TASK REQUIREMENTS:
A) In the encryption thread, one reply says, "Having multiple keys also allows you to reduce the amount of data encrypted with a single key." Why does that reply call such a reduction desirable?
B) According to the encryption thread, what kind of key is used for the actual on-the-wire encryption of a TLS/SSL connection?
C) Output the stretch of the encryption thread from "On Mon, Jul 08, 2019" through "the block level.".

EXCERPT TO READ:
Re: [Proposal] Table-level Transparent Data Encryption (TDE) and Key Management Service (KMS)

From: Tomas Vondra <tomas(dot)vondra(at)2ndquadrant(dot)com>
To: Stephen Frost <sfrost(at)snowman(dot)net>
Cc: Bruce Momjian <bruce(at)momjian(dot)us>, Joe Conway <mail(at)joeconway(dot)com>, Masahiko Sawada <sawada(dot)mshk(at)gmail(dot)com>, Robert Haas <robertmhaas(at)gmail(dot)com>, Antonin Houska <ah(at)cybertec(dot)at>, Haribabu Kommi <kommi(dot)haribabu(at)gmail(dot)com>, "Moon, Insung" <Moon_Insung_i3(at)lab(dot)ntt(dot)co(dot)jp>, Ibrar Ahmed <ibrar(dot)ahmad(at)gmail(dot)com>, PostgreSQL-development <pgsql-hackers(at)postgresql(dot)org>
Subject: Re: [Proposal] Table-level Transparent Data Encryption (TDE) and Key Management Service (KMS)
Date: 2019-07-08 19:30:03
Message-ID: 20190708193003.mt2lrr5rm3dz3ffu@development
Views: Raw Message | Whole Thread | Download mbox | Resend email
Thread:
Lists: pgsql-hackers

On Mon, Jul 08, 2019 at 02:39:44PM -0400, Stephen Frost wrote:
>Greetings,
>
>* Bruce Momjian (bruce(at)momjian(dot)us) wrote:
>> On Mon, Jul 8, 2019 at 11:47:33AM -0400, Stephen Frost wrote:
>> > * Bruce Momjian (bruce(at)momjian(dot)us) wrote:
>> > > On Mon, Jul 8, 2019 at 11:18:01AM -0400, Joe Conway wrote:
>> > > > On 7/8/19 10:19 AM, Bruce Momjian wrote:
>> > > > > When people are asking for multiple keys (not just for key rotation),
>> > > > > they are asking to have multiple keys that can be supplied by users only
>> > > > > when they need to access the data. Yes, the keys are always in the
>> > > > > datbase, but the feature request is that they are only unlocked when the
>> > > > > user needs to access the data. Obviously, that will not work for
>> > > > > autovacuum when the encryption is at the block level.
>> > > >
>> > > > > If the key is always unlocked, there is questionable security value of
>> > > > > having multiple keys, beyond key rotation.
>> > > >
>> > > > That is not true. Having multiple keys also allows you to reduce the
>> > > > amount of data encrypted with a single key, which is desirable because:
>> > > >
>> > > > 1. It makes cryptanalysis more difficult
>> > > > 2. Puts less data at risk if someone gets "lucky" in doing brute force
>> > >
>> > > What systems use multiple keys like that? I know of no website that
>> > > does that. Your arguments seem hypothetical. What is your goal here?
>> >
>> > Not sure what the reference to 'website' is here, but one doesn't get
>> > certificates for TLS/SSL usage that aren't time-bounded, and when it
>> > comes to the actual on-the-wire encryption that's used, that's a
>> > symmetric key that's generated on-the-fly for every connection.

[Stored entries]
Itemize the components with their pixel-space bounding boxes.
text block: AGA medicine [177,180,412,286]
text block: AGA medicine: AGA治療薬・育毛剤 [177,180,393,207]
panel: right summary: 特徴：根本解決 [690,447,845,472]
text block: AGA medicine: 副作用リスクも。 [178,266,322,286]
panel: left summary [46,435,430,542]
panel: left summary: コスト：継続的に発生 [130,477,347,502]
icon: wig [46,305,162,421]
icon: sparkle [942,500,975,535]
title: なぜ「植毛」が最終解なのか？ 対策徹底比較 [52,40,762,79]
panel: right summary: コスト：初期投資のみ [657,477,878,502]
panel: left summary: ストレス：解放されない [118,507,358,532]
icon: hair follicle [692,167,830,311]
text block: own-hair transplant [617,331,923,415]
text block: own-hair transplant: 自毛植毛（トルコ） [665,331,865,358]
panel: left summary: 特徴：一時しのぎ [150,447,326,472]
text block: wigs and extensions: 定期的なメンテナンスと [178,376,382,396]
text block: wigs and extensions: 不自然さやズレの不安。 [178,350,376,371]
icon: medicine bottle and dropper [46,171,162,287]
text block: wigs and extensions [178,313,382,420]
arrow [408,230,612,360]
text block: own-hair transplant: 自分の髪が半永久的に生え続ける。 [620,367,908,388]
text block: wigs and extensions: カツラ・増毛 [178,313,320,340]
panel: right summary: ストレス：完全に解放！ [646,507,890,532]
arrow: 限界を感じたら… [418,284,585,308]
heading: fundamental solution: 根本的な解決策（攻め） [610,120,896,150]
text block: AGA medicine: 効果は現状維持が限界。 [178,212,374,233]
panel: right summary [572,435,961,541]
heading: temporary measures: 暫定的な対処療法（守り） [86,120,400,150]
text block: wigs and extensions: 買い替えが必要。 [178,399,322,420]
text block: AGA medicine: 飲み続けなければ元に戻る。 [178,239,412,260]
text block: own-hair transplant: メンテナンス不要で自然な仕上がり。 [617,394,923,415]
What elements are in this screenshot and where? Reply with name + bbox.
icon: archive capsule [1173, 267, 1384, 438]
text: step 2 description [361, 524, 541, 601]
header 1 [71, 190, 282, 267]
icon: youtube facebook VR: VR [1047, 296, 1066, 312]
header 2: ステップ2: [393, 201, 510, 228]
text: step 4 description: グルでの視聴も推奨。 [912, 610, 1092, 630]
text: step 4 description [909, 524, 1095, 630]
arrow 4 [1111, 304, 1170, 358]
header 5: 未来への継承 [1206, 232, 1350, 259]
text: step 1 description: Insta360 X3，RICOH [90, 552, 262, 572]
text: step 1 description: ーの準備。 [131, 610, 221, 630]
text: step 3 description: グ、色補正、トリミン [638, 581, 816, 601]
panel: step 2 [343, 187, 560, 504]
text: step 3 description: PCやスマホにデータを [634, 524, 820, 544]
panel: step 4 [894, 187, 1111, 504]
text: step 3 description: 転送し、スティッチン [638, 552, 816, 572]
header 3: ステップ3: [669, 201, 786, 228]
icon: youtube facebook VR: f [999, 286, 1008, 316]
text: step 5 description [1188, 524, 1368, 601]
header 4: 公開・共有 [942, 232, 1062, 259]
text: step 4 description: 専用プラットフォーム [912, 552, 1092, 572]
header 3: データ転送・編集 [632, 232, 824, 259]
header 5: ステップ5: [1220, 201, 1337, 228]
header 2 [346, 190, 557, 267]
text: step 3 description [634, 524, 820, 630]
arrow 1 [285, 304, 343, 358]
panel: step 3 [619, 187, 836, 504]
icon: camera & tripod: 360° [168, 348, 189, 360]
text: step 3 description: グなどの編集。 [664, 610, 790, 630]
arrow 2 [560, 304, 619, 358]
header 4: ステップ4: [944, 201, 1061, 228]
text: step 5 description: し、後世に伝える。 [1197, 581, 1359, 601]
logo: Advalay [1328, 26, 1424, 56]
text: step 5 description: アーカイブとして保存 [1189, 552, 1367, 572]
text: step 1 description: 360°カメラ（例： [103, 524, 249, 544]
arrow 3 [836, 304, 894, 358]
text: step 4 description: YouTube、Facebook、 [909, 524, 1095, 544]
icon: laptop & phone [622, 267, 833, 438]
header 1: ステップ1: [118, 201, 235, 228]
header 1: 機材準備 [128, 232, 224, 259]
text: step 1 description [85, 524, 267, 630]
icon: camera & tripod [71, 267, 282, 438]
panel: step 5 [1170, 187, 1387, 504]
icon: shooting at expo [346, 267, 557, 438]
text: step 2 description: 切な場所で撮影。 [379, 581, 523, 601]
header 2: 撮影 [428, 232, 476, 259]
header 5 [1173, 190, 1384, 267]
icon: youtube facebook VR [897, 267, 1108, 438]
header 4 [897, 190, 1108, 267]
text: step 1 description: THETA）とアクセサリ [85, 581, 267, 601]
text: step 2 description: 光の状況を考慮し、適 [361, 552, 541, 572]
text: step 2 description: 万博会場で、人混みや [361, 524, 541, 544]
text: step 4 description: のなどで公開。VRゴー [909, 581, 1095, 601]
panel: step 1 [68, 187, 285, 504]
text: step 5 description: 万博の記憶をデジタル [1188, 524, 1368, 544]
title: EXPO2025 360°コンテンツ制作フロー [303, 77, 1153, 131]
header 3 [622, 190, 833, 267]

ANSWERS TO THE EXERCISES:
A) Encrypting less data with any one key makes cryptanalysis more difficult. It also puts less data at risk if someone gets "lucky" in a brute-force attack.

B) A symmetric key that is generated on the fly for every connection.

C)
On Mon, Jul 08, 2019 at 02:39:44PM -0400, Stephen Frost wrote:
>Greetings,
>
>* Bruce Momjian (bruce(at)momjian(dot)us) wrote:
>> On Mon, Jul 8, 2019 at 11:47:33AM -0400, Stephen Frost wrote:
>> > * Bruce Momjian (bruce(at)momjian(dot)us) wrote:
>> > > On Mon, Jul 8, 2019 at 11:18:01AM -0400, Joe Conway wrote:
>> > > > On 7/8/19 10:19 AM, Bruce Momjian wrote:
>> > > > > When people are asking for multiple keys (not just for key rotation),
>> > > > > they are asking to have multiple keys that can be supplied by users only
>> > > > > when they need to access the data. Yes, the keys are always in the
>> > > > > datbase, but the feature request is that they are only unlocked when the
>> > > > > user needs to access the data. Obviously, that will not work for
>> > > > > autovacuum when the encryption is at the block level.